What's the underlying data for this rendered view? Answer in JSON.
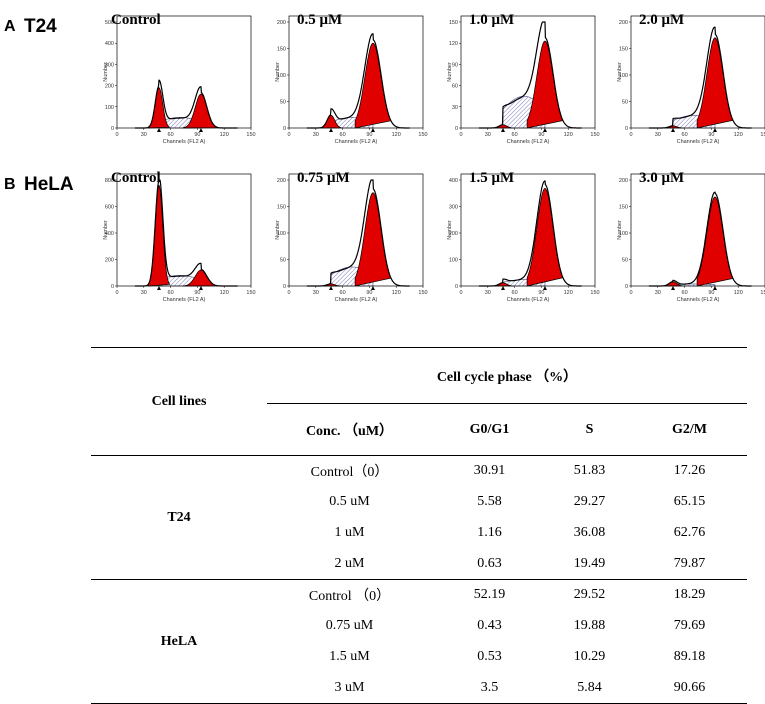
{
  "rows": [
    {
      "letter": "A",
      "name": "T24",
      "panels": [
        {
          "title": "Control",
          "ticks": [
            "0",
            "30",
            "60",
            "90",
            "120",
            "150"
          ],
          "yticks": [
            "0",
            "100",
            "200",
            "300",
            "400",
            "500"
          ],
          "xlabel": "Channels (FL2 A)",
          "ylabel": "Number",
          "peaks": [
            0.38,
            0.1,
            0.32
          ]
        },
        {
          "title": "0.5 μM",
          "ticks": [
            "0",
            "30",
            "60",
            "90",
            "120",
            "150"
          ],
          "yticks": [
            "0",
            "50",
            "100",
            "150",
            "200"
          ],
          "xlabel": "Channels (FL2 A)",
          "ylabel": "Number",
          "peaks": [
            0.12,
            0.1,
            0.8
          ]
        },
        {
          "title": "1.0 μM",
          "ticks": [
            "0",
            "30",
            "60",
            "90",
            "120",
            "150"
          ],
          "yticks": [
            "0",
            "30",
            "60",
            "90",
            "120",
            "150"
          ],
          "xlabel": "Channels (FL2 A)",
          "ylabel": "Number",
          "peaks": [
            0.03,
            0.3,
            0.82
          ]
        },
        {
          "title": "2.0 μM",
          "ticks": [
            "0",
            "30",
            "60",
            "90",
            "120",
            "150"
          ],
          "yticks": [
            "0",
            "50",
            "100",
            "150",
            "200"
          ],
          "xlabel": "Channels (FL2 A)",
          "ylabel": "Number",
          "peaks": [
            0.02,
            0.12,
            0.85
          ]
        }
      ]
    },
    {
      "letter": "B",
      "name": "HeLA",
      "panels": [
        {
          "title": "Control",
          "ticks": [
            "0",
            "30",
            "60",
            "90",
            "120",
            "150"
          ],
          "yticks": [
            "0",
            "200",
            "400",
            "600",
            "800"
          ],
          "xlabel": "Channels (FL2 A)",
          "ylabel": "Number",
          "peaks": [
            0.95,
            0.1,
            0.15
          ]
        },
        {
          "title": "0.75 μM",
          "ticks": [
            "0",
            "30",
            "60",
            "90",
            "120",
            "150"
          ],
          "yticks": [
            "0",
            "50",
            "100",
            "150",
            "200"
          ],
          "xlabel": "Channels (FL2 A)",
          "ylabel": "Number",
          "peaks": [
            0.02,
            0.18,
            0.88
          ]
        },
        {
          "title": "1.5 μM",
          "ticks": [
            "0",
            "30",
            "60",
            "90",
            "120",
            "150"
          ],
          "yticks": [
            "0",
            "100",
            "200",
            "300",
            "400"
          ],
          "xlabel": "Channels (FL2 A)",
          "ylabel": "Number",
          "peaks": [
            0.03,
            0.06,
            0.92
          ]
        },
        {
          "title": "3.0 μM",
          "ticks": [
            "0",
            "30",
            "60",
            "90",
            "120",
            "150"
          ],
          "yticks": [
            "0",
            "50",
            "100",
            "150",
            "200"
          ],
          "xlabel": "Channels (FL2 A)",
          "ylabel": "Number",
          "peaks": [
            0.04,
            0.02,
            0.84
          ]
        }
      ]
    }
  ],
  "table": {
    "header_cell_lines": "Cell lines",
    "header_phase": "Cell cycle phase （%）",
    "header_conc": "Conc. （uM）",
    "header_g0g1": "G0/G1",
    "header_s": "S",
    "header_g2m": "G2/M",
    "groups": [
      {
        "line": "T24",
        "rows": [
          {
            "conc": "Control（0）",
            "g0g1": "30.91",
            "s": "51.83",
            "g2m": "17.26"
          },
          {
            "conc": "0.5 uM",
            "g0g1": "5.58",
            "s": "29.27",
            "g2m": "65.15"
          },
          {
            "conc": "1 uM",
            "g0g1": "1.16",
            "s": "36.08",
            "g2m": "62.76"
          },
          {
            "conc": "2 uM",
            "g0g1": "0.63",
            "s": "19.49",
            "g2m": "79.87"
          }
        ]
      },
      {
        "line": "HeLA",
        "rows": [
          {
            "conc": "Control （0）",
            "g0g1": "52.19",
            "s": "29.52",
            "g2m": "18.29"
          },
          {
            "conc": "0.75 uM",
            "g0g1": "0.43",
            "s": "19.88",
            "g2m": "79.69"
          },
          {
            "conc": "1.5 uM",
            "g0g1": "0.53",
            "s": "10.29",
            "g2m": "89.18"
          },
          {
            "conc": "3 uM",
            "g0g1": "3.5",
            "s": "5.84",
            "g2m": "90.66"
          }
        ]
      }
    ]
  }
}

■ ■ ■ ■ ■ ■ ■

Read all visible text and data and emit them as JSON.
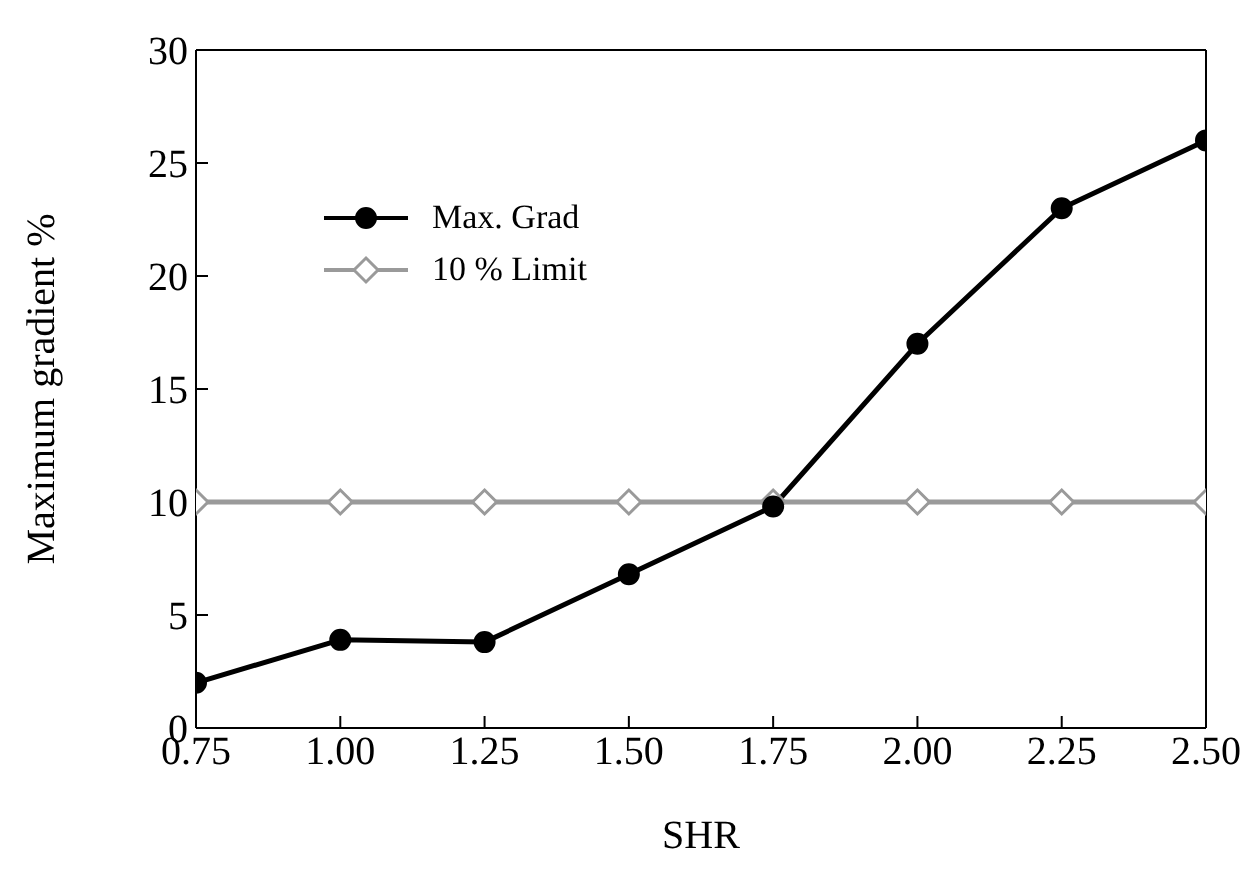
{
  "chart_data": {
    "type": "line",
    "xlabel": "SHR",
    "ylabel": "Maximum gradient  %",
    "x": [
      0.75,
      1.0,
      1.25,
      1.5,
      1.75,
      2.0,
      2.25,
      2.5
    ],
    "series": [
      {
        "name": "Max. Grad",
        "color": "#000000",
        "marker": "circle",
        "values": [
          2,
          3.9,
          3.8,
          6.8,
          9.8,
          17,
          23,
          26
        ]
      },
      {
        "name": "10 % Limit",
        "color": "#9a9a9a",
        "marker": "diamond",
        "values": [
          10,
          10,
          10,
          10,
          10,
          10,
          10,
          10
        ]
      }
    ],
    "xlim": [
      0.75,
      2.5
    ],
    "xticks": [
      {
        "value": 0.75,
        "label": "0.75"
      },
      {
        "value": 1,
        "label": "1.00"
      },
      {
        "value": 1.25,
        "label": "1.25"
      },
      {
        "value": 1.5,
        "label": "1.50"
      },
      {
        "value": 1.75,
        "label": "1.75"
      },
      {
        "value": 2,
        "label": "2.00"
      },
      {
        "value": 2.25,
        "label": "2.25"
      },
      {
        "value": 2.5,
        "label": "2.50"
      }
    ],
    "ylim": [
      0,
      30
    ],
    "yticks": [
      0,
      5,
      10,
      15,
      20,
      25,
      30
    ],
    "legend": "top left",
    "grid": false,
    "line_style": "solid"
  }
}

■ ■ ■ ■ ■ ■ ■

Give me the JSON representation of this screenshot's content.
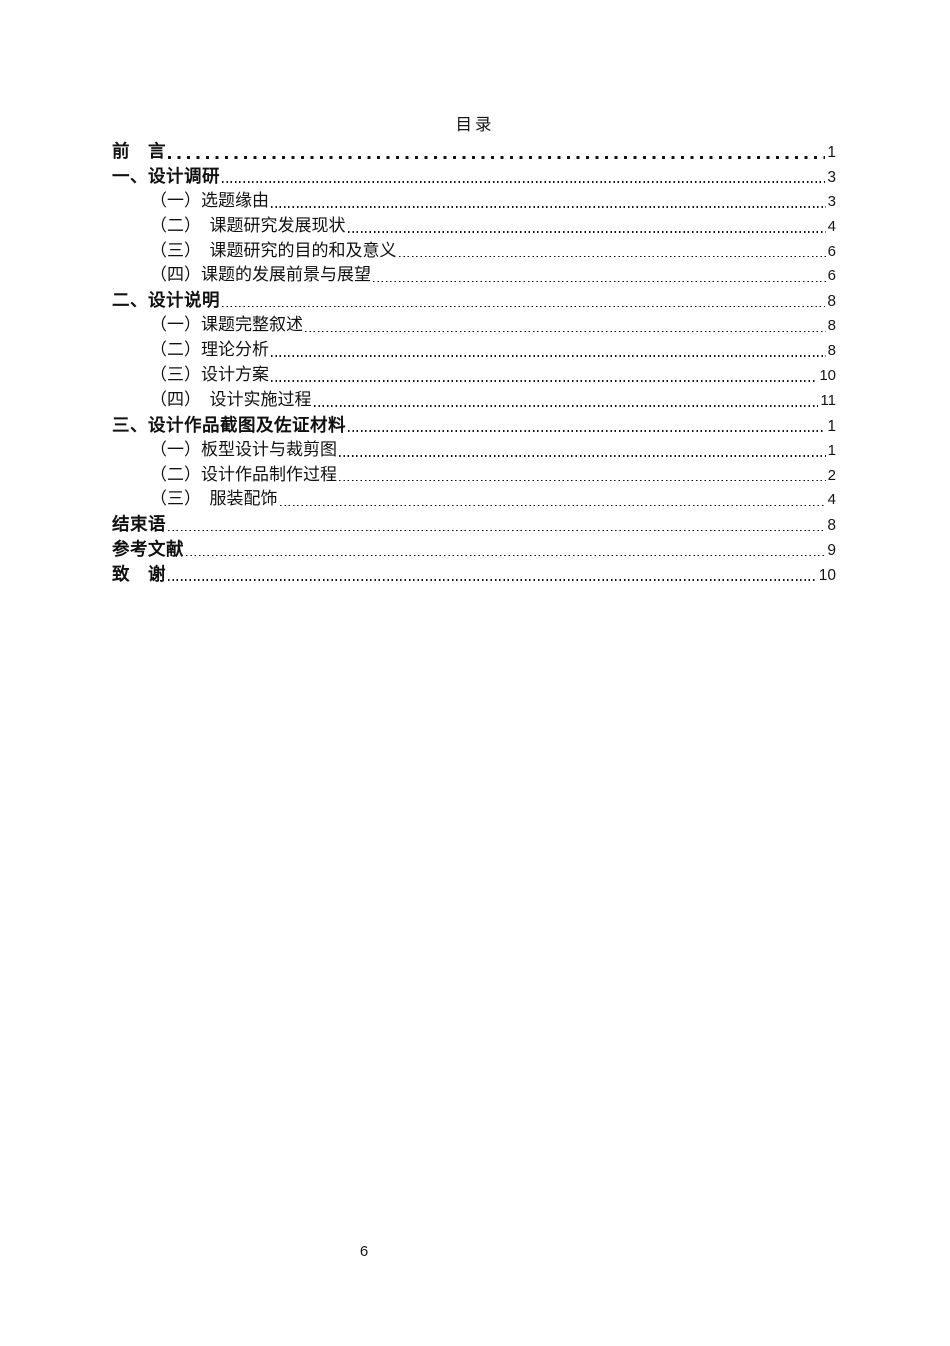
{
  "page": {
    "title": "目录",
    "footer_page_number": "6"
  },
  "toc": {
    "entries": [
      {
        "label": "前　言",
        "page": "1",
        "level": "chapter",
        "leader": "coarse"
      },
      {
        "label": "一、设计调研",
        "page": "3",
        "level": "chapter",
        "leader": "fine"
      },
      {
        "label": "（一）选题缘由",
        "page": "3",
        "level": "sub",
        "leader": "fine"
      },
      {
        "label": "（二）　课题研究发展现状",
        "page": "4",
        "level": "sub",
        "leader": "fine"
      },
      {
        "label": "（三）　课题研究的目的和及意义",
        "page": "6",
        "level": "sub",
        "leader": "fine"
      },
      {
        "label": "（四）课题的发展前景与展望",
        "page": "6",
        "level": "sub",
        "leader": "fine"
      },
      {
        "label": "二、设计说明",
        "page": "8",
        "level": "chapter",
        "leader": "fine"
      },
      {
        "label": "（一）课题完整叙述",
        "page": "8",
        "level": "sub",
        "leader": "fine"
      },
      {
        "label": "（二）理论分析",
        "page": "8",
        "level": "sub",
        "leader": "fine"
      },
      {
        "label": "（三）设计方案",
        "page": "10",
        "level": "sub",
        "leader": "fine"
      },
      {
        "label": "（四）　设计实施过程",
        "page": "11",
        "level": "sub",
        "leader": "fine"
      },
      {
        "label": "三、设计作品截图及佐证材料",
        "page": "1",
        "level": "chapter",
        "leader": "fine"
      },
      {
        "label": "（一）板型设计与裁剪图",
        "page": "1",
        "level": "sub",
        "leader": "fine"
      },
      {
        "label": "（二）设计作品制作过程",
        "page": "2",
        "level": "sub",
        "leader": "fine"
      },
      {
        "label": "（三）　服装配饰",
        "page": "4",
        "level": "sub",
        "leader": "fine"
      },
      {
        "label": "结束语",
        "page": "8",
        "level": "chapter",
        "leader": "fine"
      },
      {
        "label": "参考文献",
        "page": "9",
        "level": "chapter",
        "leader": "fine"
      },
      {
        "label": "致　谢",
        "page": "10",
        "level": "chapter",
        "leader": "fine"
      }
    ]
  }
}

■ ■ ■ ■ ■ ■ ■

• _What you need to do_
Go through the listing above and return every line where the word "name" occurs.

• _Solved problem_
      "name": "T24",
      "name": "HeLA",
        "name": "Max. Grad",
        "name": "10 % Limit",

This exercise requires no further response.